— START —
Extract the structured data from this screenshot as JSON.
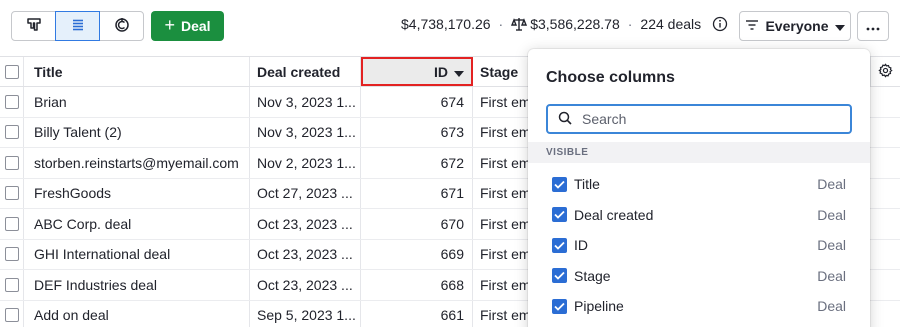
{
  "toolbar": {
    "views": [
      {
        "icon": "pipeline-board-icon",
        "active": false
      },
      {
        "icon": "list-view-icon",
        "active": true
      },
      {
        "icon": "forecast-icon",
        "active": false
      }
    ],
    "add_deal_label": "Deal",
    "total_value": "$4,738,170.26",
    "weighted_value": "$3,586,228.78",
    "deal_count": "224 deals",
    "filter_label": "Everyone"
  },
  "table": {
    "columns": [
      "Title",
      "Deal created",
      "ID",
      "Stage"
    ],
    "sorted_column": "ID",
    "sort_direction": "descending",
    "rows": [
      {
        "title": "Brian",
        "created": "Nov 3, 2023 1...",
        "id": "674",
        "stage": "First em"
      },
      {
        "title": "Billy Talent (2)",
        "created": "Nov 3, 2023 1...",
        "id": "673",
        "stage": "First em"
      },
      {
        "title": "storben.reinstarts@myemail.com",
        "created": "Nov 2, 2023 1...",
        "id": "672",
        "stage": "First em"
      },
      {
        "title": "FreshGoods",
        "created": "Oct 27, 2023 ...",
        "id": "671",
        "stage": "First em"
      },
      {
        "title": "ABC Corp. deal",
        "created": "Oct 23, 2023 ...",
        "id": "670",
        "stage": "First em"
      },
      {
        "title": "GHI International deal",
        "created": "Oct 23, 2023 ...",
        "id": "669",
        "stage": "First em"
      },
      {
        "title": "DEF Industries deal",
        "created": "Oct 23, 2023 ...",
        "id": "668",
        "stage": "First em"
      },
      {
        "title": "Add on deal",
        "created": "Sep 5, 2023 1...",
        "id": "661",
        "stage": "First em"
      }
    ]
  },
  "column_chooser": {
    "title": "Choose columns",
    "search_placeholder": "Search",
    "section_label": "VISIBLE",
    "options": [
      {
        "label": "Title",
        "group": "Deal",
        "checked": true
      },
      {
        "label": "Deal created",
        "group": "Deal",
        "checked": true
      },
      {
        "label": "ID",
        "group": "Deal",
        "checked": true
      },
      {
        "label": "Stage",
        "group": "Deal",
        "checked": true
      },
      {
        "label": "Pipeline",
        "group": "Deal",
        "checked": true
      }
    ]
  },
  "colors": {
    "accent": "#317ae2",
    "primary_button": "#1b8f3f",
    "highlight_outline": "#e32222",
    "checkbox": "#2b6dd4"
  }
}
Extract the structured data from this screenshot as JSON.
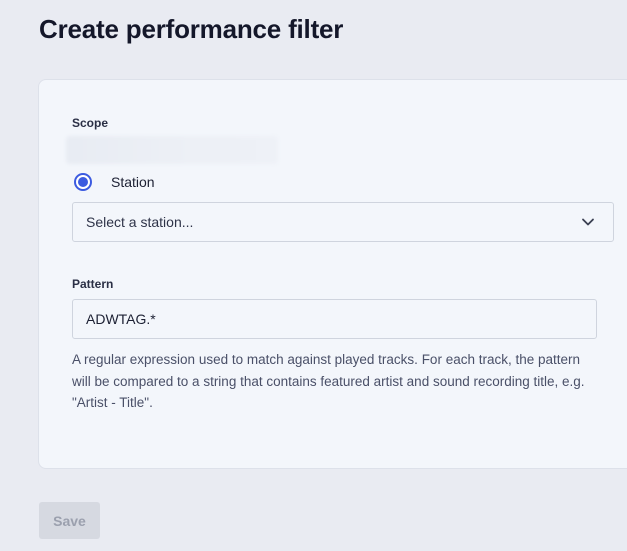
{
  "page": {
    "title": "Create performance filter"
  },
  "scope": {
    "label": "Scope",
    "radio_label": "Station",
    "radio_checked": true,
    "select_value": "Select a station...",
    "select_icon": "chevron-down-icon"
  },
  "pattern": {
    "label": "Pattern",
    "value": "ADWTAG.*",
    "help": "A regular expression used to match against played tracks. For each track, the pattern will be compared to a string that contains featured artist and sound recording title, e.g. \"Artist - Title\"."
  },
  "actions": {
    "save_label": "Save",
    "save_disabled": true
  },
  "colors": {
    "accent": "#3c5be0",
    "background": "#e9ebf2",
    "card": "#f3f6fb"
  }
}
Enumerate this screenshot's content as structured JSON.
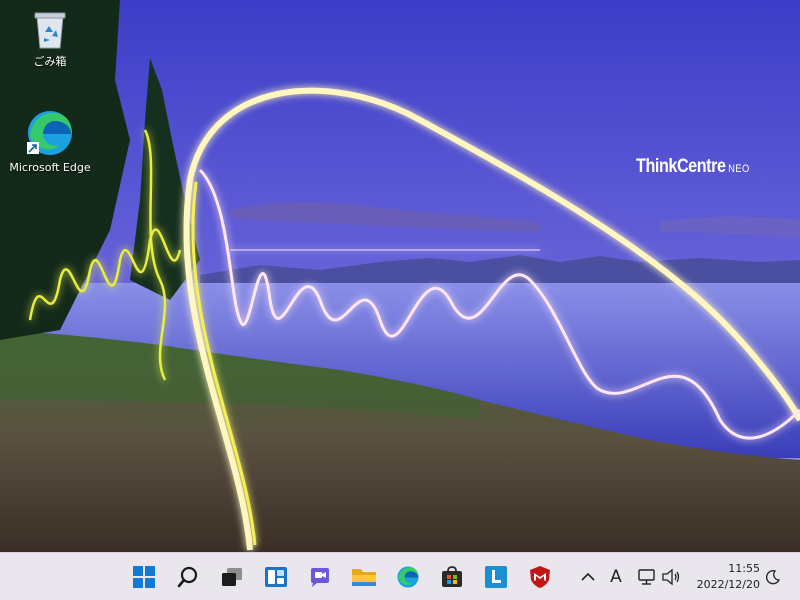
{
  "desktop": {
    "icons": [
      {
        "label": "ごみ箱",
        "icon": "recycle-bin-icon"
      },
      {
        "label": "Microsoft Edge",
        "icon": "edge-icon"
      }
    ],
    "brand": {
      "main": "ThinkCentre",
      "sub": "NEO"
    }
  },
  "taskbar": {
    "apps": [
      "start-icon",
      "search-icon",
      "task-view-icon",
      "widgets-icon",
      "chat-icon",
      "file-explorer-icon",
      "edge-icon",
      "store-icon",
      "lenovo-icon",
      "mcafee-icon"
    ],
    "tray": {
      "input_mode": "A",
      "time": "11:55",
      "date": "2022/12/20"
    }
  },
  "colors": {
    "taskbar_bg": "#e9e6ed",
    "windows_blue": "#0078d4",
    "mcafee_red": "#c01818",
    "light_trail": "#fff6c0"
  }
}
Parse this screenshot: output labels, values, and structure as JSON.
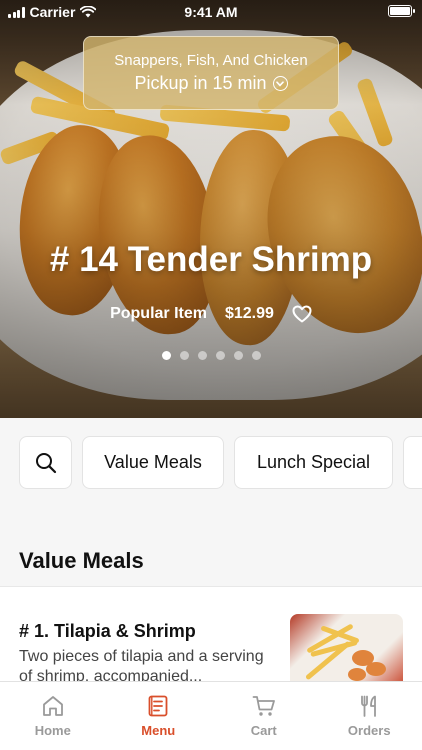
— END —
### INSTRUCTION
Omit every picture, then repeat the remaining data exactly as it appears above.

### WRITTEN SOLUTION
Extract the structured data from this screenshot as JSON.
{
  "toolbar": {
    "views": [
      {
        "icon": "pipeline-board-icon",
        "active": false
      },
      {
        "icon": "list-view-icon",
        "active": true
      },
      {
        "icon": "forecast-icon",
        "active": false
      }
    ],
    "add_deal_label": "Deal",
    "total_value": "$4,738,170.26",
    "weighted_value": "$3,586,228.78",
    "deal_count": "224 deals",
    "filter_label": "Everyone"
  },
  "table": {
    "columns": [
      "Title",
      "Deal created",
      "ID",
      "Stage"
    ],
    "sorted_column": "ID",
    "sort_direction": "descending",
    "rows": [
      {
        "title": "Brian",
        "created": "Nov 3, 2023 1...",
        "id": "674",
        "stage": "First em"
      },
      {
        "title": "Billy Talent (2)",
        "created": "Nov 3, 2023 1...",
        "id": "673",
        "stage": "First em"
      },
      {
        "title": "storben.reinstarts@myemail.com",
        "created": "Nov 2, 2023 1...",
        "id": "672",
        "stage": "First em"
      },
      {
        "title": "FreshGoods",
        "created": "Oct 27, 2023 ...",
        "id": "671",
        "stage": "First em"
      },
      {
        "title": "ABC Corp. deal",
        "created": "Oct 23, 2023 ...",
        "id": "670",
        "stage": "First em"
      },
      {
        "title": "GHI International deal",
        "created": "Oct 23, 2023 ...",
        "id": "669",
        "stage": "First em"
      },
      {
        "title": "DEF Industries deal",
        "created": "Oct 23, 2023 ...",
        "id": "668",
        "stage": "First em"
      },
      {
        "title": "Add on deal",
        "created": "Sep 5, 2023 1...",
        "id": "661",
        "stage": "First em"
      }
    ]
  },
  "column_chooser": {
    "title": "Choose columns",
    "search_placeholder": "Search",
    "section_label": "VISIBLE",
    "options": [
      {
        "label": "Title",
        "group": "Deal",
        "checked": true
      },
      {
        "label": "Deal created",
        "group": "Deal",
        "checked": true
      },
      {
        "label": "ID",
        "group": "Deal",
        "checked": true
      },
      {
        "label": "Stage",
        "group": "Deal",
        "checked": true
      },
      {
        "label": "Pipeline",
        "group": "Deal",
        "checked": true
      }
    ]
  },
  "colors": {
    "accent": "#317ae2",
    "primary_button": "#1b8f3f",
    "highlight_outline": "#e32222",
    "checkbox": "#2b6dd4"
  }
}
Extract the structured data from this screenshot as JSON.
{
  "page": {
    "title": "Create performance filter"
  },
  "scope": {
    "label": "Scope",
    "radio_label": "Station",
    "radio_checked": true,
    "select_value": "Select a station...",
    "select_icon": "chevron-down-icon"
  },
  "pattern": {
    "label": "Pattern",
    "value": "ADWTAG.*",
    "help": "A regular expression used to match against played tracks. For each track, the pattern will be compared to a string that contains featured artist and sound recording title, e.g. \"Artist - Title\"."
  },
  "actions": {
    "save_label": "Save",
    "save_disabled": true
  },
  "colors": {
    "accent": "#3c5be0",
    "background": "#e9ebf2",
    "card": "#f3f6fb"
  }
}
Enumerate this screenshot's content as structured JSON.
{
  "desktop": {
    "icons": [
      {
        "label": "ごみ箱",
        "icon": "recycle-bin-icon"
      },
      {
        "label": "Microsoft Edge",
        "icon": "edge-icon"
      }
    ],
    "brand": {
      "main": "ThinkCentre",
      "sub": "NEO"
    }
  },
  "taskbar": {
    "apps": [
      "start-icon",
      "search-icon",
      "task-view-icon",
      "widgets-icon",
      "chat-icon",
      "file-explorer-icon",
      "edge-icon",
      "store-icon",
      "lenovo-icon",
      "mcafee-icon"
    ],
    "tray": {
      "input_mode": "A",
      "time": "11:55",
      "date": "2022/12/20"
    }
  },
  "colors": {
    "taskbar_bg": "#e9e6ed",
    "windows_blue": "#0078d4",
    "mcafee_red": "#c01818",
    "light_trail": "#fff6c0"
  }
}
Parse this screenshot: output labels, values, and structure as JSON.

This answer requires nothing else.